(Aim): Give every line again exactly as it appears, please, but not the pictures.

(Data entries)

■ ■ ■ ■ ■ ■ ■

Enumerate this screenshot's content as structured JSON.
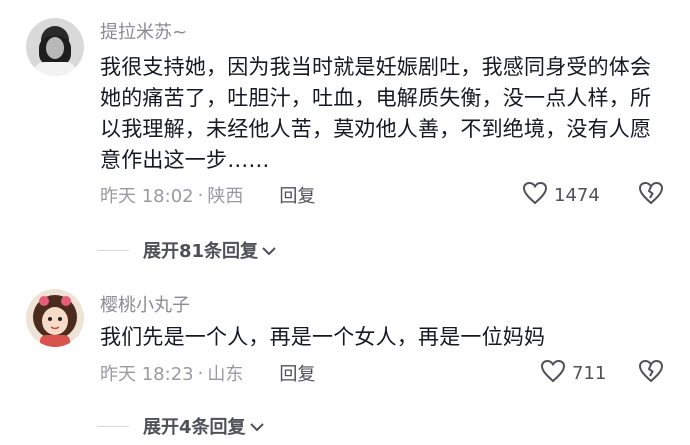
{
  "comments": [
    {
      "username": "提拉米苏~",
      "text": "我很支持她，因为我当时就是妊娠剧吐，我感同身受的体会她的痛苦了，吐胆汁，吐血，电解质失衡，没一点人样，所以我理解，未经他人苦，莫劝他人善，不到绝境，没有人愿意作出这一步……",
      "time": "昨天 18:02",
      "location": "陕西",
      "reply_label": "回复",
      "likes": "1474",
      "expand_label": "展开81条回复"
    },
    {
      "username": "樱桃小丸子",
      "text": "我们先是一个人，再是一个女人，再是一位妈妈",
      "time": "昨天 18:23",
      "location": "山东",
      "reply_label": "回复",
      "likes": "711",
      "expand_label": "展开4条回复"
    }
  ],
  "separator": "·",
  "icons": [
    "heart-icon",
    "broken-heart-icon",
    "chevron-down-icon"
  ],
  "colors": {
    "text": "#161823",
    "meta": "#9a9ba1",
    "username": "#8a8b91",
    "action": "#505158"
  }
}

■ ■ ■ ■ ■ ■ ■

(Result of this exercise):
Enumerate this screenshot's content as structured JSON.
{
  "comments": [
    {
      "username": "提拉米苏~",
      "text": "我很支持她，因为我当时就是妊娠剧吐，我感同身受的体会她的痛苦了，吐胆汁，吐血，电解质失衡，没一点人样，所以我理解，未经他人苦，莫劝他人善，不到绝境，没有人愿意作出这一步……",
      "time": "昨天 18:02",
      "location": "陕西",
      "reply_label": "回复",
      "likes": "1474",
      "expand_label": "展开81条回复"
    },
    {
      "username": "樱桃小丸子",
      "text": "我们先是一个人，再是一个女人，再是一位妈妈",
      "time": "昨天 18:23",
      "location": "山东",
      "reply_label": "回复",
      "likes": "711",
      "expand_label": "展开4条回复"
    }
  ],
  "separator": "·",
  "icons": [
    "heart-icon",
    "broken-heart-icon",
    "chevron-down-icon"
  ],
  "colors": {
    "text": "#161823",
    "meta": "#9a9ba1",
    "username": "#8a8b91",
    "action": "#505158"
  }
}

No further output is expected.